▶ WRITTEN PROBLEM
Repeat every line exactly, keeping the pictures out of the copy.

▶ DATA LISTING

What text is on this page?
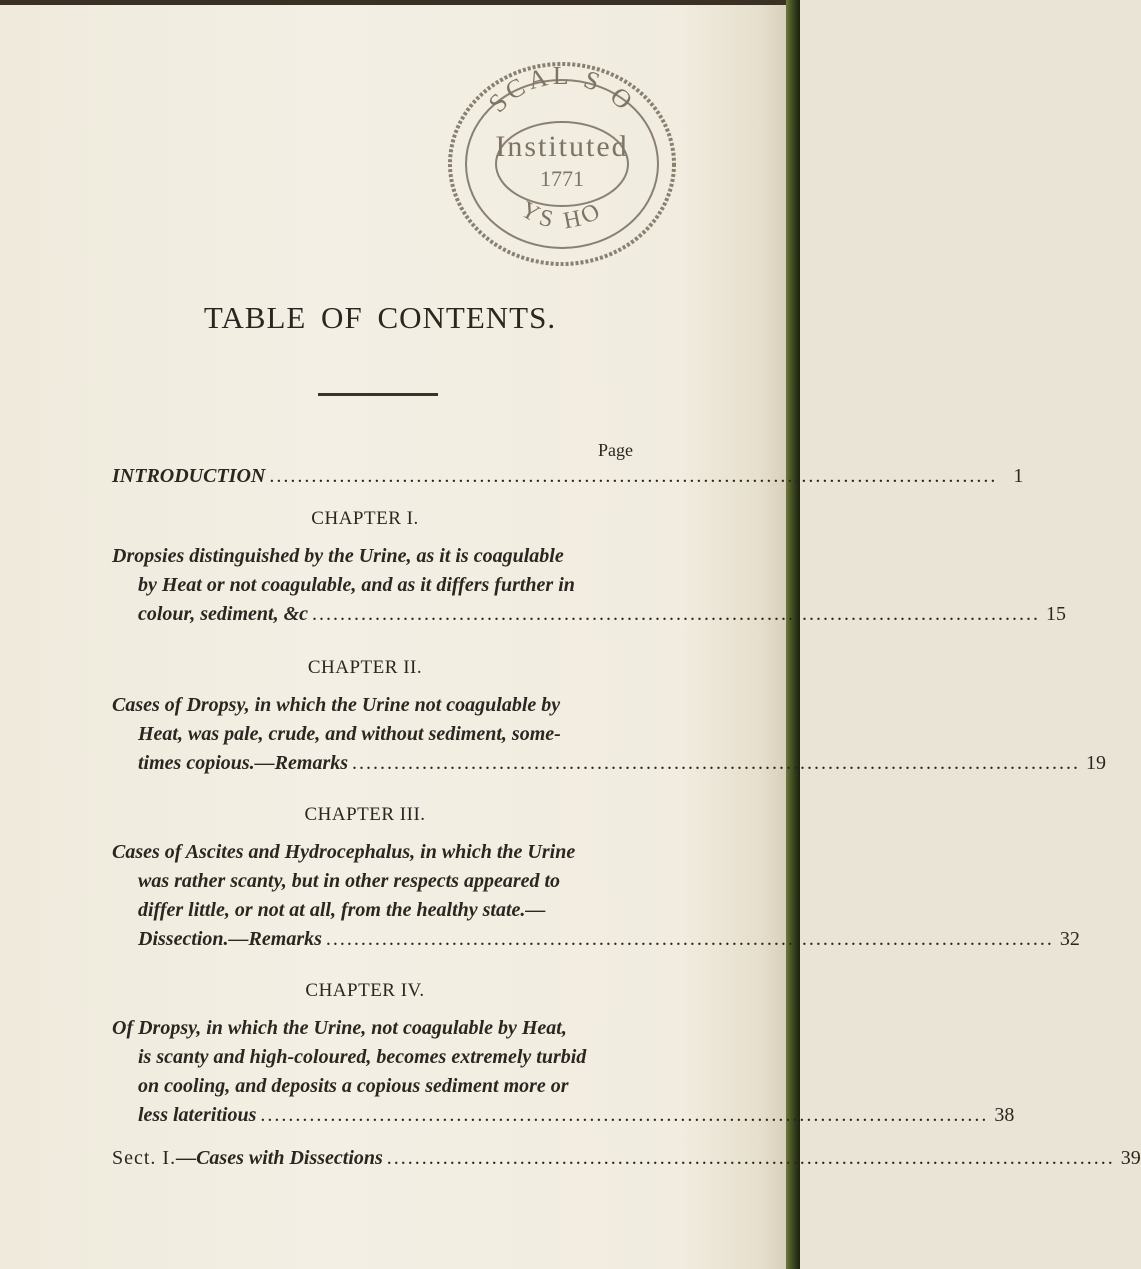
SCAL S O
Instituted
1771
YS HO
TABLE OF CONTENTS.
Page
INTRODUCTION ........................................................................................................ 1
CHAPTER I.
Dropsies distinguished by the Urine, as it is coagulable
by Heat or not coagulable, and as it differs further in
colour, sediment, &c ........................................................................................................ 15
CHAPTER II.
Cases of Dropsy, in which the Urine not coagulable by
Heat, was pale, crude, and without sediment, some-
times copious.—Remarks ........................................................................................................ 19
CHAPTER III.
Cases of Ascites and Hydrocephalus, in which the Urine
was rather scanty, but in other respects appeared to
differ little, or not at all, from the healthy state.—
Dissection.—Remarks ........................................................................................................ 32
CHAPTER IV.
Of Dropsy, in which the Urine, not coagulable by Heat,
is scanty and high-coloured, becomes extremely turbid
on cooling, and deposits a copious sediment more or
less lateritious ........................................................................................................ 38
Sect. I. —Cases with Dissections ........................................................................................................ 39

▶ THE SOLUTION
What text is on this page?
SCAL S O
Instituted
1771
YS HO
TABLE OF CONTENTS.
Page
INTRODUCTION ........................................................................................................ 1
CHAPTER I.
Dropsies distinguished by the Urine, as it is coagulable
by Heat or not coagulable, and as it differs further in
colour, sediment, &c ........................................................................................................ 15
CHAPTER II.
Cases of Dropsy, in which the Urine not coagulable by
Heat, was pale, crude, and without sediment, some-
times copious.—Remarks ........................................................................................................ 19
CHAPTER III.
Cases of Ascites and Hydrocephalus, in which the Urine
was rather scanty, but in other respects appeared to
differ little, or not at all, from the healthy state.—
Dissection.—Remarks ........................................................................................................ 32
CHAPTER IV.
Of Dropsy, in which the Urine, not coagulable by Heat,
is scanty and high-coloured, becomes extremely turbid
on cooling, and deposits a copious sediment more or
less lateritious ........................................................................................................ 38
Sect. I. —Cases with Dissections ........................................................................................................ 39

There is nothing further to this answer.